**WRITTEN INSTRUCTION:**
In the data below, find every line with the string "dicunt" and pull it out.

**RECORDS SHOWN:**
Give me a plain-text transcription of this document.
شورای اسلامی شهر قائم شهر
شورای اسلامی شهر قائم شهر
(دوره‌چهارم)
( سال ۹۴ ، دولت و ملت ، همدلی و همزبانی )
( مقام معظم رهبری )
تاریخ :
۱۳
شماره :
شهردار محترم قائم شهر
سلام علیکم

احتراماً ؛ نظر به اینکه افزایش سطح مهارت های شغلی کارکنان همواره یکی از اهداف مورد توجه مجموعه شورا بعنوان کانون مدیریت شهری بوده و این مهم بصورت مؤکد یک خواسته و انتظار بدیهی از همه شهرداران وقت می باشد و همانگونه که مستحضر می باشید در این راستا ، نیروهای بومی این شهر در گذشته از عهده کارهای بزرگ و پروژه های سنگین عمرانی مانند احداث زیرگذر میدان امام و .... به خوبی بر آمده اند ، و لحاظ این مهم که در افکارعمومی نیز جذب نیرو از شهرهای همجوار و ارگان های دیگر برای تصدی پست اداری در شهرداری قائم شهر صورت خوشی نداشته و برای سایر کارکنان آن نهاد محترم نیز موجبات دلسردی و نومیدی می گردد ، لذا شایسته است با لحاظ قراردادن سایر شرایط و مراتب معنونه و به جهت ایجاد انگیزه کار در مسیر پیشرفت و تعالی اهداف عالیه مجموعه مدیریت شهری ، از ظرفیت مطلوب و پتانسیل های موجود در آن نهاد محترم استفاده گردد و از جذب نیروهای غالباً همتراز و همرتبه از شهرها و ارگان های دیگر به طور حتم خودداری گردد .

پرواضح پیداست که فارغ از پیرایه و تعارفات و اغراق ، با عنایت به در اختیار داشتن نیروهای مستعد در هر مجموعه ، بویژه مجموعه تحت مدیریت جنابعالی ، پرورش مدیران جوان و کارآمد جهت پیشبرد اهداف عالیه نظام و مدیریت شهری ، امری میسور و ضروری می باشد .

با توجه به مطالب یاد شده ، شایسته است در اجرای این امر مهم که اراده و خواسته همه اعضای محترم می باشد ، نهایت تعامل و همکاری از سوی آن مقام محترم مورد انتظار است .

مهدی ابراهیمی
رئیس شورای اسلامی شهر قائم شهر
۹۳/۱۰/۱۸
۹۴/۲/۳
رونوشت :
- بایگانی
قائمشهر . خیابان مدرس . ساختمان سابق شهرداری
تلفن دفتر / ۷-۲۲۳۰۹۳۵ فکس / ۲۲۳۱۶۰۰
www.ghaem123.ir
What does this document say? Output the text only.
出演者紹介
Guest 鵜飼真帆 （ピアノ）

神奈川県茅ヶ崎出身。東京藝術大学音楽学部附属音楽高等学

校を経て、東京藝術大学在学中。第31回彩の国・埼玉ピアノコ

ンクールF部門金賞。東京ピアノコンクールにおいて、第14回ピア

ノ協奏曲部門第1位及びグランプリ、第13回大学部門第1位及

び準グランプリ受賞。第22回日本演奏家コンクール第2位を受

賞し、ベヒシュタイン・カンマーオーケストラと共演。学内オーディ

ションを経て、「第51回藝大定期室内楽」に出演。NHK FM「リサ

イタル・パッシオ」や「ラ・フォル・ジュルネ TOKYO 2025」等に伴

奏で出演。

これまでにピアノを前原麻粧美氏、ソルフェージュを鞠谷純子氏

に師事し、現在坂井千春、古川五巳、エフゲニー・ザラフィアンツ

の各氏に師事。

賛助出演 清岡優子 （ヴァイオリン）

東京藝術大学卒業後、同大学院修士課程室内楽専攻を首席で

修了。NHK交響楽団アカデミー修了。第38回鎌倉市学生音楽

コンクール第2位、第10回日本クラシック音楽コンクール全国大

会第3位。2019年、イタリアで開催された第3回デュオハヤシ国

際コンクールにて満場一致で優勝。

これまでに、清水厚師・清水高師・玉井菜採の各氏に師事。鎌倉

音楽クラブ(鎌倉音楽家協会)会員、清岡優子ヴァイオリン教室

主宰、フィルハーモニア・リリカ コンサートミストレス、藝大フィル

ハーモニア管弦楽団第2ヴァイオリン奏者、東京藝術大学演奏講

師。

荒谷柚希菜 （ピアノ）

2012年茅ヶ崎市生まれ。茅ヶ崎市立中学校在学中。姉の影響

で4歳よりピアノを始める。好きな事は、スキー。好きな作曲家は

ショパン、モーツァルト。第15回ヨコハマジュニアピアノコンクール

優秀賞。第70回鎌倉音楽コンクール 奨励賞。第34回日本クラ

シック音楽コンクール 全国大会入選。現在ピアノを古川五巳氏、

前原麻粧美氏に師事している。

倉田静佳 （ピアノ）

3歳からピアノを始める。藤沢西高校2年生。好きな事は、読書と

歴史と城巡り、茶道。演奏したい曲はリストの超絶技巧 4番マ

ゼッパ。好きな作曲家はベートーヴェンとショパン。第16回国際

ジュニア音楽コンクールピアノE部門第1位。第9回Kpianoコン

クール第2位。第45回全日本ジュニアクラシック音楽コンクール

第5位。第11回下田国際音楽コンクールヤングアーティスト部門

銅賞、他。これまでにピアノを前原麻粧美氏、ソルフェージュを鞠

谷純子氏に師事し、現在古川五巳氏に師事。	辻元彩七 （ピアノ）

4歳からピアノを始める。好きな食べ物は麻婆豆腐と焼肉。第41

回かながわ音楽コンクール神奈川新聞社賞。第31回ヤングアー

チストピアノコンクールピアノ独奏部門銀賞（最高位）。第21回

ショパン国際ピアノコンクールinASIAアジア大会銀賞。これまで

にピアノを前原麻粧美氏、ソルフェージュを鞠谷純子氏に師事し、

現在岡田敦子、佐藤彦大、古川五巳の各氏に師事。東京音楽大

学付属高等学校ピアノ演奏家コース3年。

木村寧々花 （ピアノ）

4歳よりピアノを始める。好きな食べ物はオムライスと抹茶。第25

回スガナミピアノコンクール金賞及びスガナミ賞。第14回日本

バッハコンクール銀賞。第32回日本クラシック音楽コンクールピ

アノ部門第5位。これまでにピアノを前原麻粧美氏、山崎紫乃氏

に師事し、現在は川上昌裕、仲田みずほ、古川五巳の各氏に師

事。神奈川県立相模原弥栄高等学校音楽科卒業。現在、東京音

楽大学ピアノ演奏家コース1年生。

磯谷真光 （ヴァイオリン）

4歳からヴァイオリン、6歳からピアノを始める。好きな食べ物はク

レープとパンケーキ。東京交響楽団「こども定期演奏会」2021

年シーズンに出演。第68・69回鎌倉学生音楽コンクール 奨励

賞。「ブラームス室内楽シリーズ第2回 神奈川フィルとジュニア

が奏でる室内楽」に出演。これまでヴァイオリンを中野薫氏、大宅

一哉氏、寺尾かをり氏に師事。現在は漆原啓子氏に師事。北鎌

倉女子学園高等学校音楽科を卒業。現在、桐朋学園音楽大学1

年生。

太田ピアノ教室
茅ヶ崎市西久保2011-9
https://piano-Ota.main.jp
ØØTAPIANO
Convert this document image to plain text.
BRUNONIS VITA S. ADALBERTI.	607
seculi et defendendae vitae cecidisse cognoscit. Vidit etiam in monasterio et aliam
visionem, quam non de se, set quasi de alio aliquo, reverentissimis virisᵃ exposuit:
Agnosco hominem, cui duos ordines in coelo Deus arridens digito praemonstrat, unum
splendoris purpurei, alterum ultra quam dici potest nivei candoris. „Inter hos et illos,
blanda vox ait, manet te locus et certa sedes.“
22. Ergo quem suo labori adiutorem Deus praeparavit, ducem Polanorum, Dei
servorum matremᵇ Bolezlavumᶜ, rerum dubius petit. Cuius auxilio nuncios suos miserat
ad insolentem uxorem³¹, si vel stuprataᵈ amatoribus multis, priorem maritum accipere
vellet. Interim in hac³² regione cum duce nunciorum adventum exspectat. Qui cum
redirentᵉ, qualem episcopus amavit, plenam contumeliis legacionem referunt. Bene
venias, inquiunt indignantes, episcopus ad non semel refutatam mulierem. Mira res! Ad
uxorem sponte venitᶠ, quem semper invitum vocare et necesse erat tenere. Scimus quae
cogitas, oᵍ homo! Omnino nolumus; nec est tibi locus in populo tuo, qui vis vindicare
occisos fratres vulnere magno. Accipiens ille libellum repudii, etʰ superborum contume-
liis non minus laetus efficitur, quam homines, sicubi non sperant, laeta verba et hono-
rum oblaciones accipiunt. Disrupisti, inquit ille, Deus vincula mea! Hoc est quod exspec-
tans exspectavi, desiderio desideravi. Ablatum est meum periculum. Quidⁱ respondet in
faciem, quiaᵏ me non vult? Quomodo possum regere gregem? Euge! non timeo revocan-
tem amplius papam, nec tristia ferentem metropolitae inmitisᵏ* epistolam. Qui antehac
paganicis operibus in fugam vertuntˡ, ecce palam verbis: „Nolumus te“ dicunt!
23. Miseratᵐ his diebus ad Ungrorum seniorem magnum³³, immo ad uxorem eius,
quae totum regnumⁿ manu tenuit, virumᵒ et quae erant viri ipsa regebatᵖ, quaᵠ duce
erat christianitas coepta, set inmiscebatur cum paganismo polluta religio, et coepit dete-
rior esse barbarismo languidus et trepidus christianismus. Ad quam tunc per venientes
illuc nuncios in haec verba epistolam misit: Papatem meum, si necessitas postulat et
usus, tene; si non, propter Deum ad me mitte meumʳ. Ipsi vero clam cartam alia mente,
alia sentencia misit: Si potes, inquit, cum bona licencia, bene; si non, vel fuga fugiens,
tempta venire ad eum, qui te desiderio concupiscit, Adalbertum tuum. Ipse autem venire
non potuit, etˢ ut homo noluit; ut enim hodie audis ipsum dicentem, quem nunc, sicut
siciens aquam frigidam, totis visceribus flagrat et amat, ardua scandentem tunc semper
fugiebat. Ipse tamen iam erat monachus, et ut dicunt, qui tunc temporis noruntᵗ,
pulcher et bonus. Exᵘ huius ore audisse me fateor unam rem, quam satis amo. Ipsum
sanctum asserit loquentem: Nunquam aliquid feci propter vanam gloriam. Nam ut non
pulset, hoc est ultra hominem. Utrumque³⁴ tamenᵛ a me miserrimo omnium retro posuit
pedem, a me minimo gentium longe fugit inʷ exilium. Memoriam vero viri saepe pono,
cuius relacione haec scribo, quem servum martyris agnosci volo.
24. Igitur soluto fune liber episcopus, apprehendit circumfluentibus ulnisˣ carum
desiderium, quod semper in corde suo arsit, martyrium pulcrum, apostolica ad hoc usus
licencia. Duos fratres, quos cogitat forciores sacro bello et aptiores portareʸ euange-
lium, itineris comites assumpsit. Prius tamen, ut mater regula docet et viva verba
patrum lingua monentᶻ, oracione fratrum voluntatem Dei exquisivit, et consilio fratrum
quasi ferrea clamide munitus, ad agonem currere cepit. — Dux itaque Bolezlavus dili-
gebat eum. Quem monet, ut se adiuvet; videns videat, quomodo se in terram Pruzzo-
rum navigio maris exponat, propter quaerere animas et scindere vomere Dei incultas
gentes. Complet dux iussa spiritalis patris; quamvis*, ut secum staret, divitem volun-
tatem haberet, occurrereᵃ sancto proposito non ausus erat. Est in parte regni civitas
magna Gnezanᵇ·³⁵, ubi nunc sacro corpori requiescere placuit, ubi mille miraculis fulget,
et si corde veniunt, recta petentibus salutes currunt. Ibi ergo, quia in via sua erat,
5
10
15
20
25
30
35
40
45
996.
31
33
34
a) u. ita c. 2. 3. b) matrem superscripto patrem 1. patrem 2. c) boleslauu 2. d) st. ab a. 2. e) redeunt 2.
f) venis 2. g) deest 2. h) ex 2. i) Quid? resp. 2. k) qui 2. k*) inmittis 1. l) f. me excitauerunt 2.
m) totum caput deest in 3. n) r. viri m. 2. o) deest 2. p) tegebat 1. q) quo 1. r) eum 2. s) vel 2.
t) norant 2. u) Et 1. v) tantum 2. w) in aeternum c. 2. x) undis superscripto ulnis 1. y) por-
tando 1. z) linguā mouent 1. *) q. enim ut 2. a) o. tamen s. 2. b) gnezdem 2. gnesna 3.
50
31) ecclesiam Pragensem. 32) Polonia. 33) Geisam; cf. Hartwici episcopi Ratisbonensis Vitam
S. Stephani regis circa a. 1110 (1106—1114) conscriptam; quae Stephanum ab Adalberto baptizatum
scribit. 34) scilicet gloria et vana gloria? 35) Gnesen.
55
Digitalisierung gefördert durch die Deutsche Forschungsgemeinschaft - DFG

**EXERCISE OUTPUT:**
paganicis operibus in fugam vertuntˡ, ecce palam verbis: „Nolumus te“ dicunt!
fugiebat. Ipse tamen iam erat monachus, et ut dicunt, qui tunc temporis noruntᵗ,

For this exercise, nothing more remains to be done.